**WHAT IS REQUIRED:** Wherever the string "JSON" appears in a line, extract that line.

[Collected data]

──────

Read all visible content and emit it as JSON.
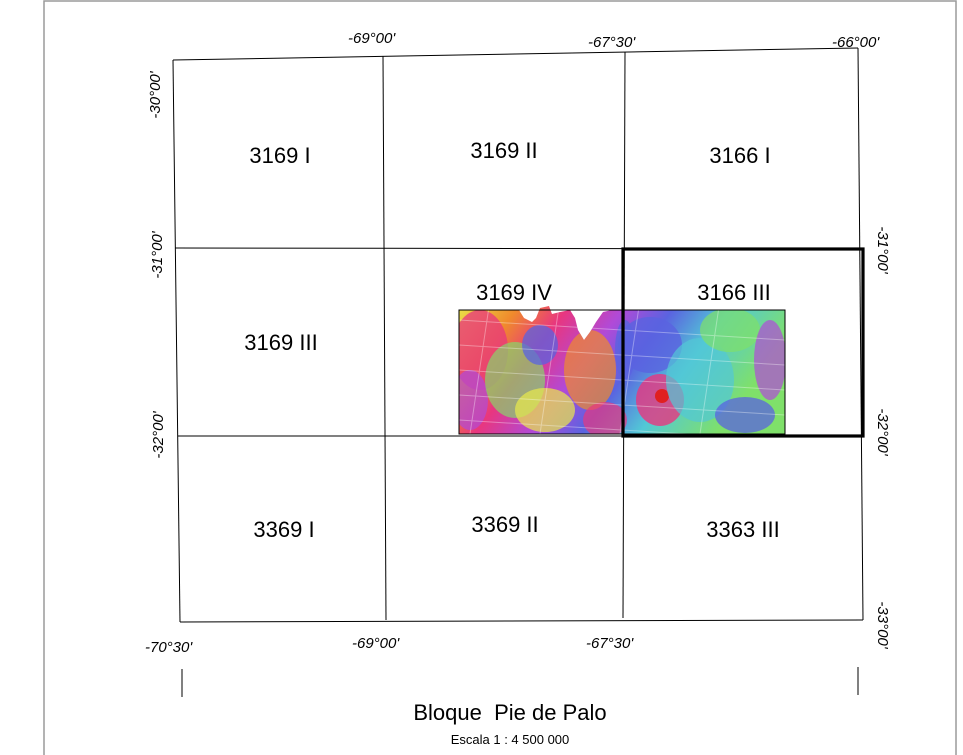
{
  "map": {
    "sheets": [
      {
        "id": "3169 I"
      },
      {
        "id": "3169 II"
      },
      {
        "id": "3166 I"
      },
      {
        "id": "3169 III"
      },
      {
        "id": "3169 IV"
      },
      {
        "id": "3166 III",
        "highlighted": true
      },
      {
        "id": "3369 I"
      },
      {
        "id": "3369 II"
      },
      {
        "id": "3363 III"
      }
    ],
    "top_longitudes": [
      "-69°00'",
      "-67°30'",
      "-66°00'"
    ],
    "bottom_longitudes": [
      "-70°30'",
      "-69°00'",
      "-67°30'"
    ],
    "left_latitudes": [
      "-30°00'",
      "-31°00'",
      "-32°00'"
    ],
    "right_latitudes": [
      "-31°00'",
      "-32°00'",
      "-33°00'"
    ],
    "title": "Bloque  Pie de Palo",
    "scale": "Escala 1 : 4 500 000",
    "colors": {
      "frame": "#9a9a9a",
      "grid": "#000000",
      "raster_palette": [
        "#e9e94a",
        "#f08a2c",
        "#e8367f",
        "#b04ad8",
        "#5a63e0",
        "#52c8d6",
        "#7fe06a"
      ]
    }
  }
}
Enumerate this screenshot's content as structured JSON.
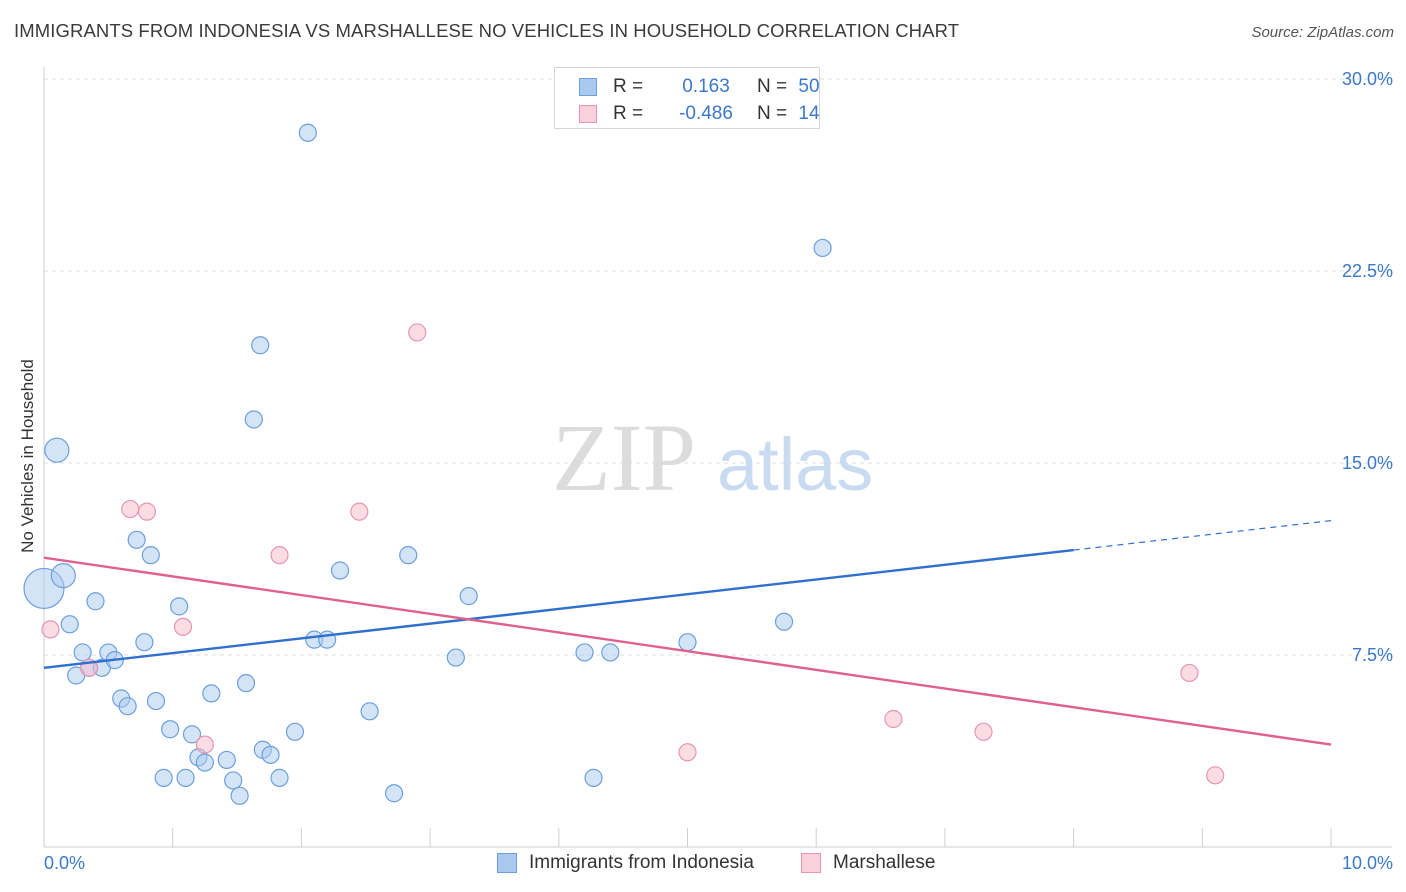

──────

**RESULT:**
Read all visible content and emit it as JSON.
Enumerate this screenshot's content as structured JSON.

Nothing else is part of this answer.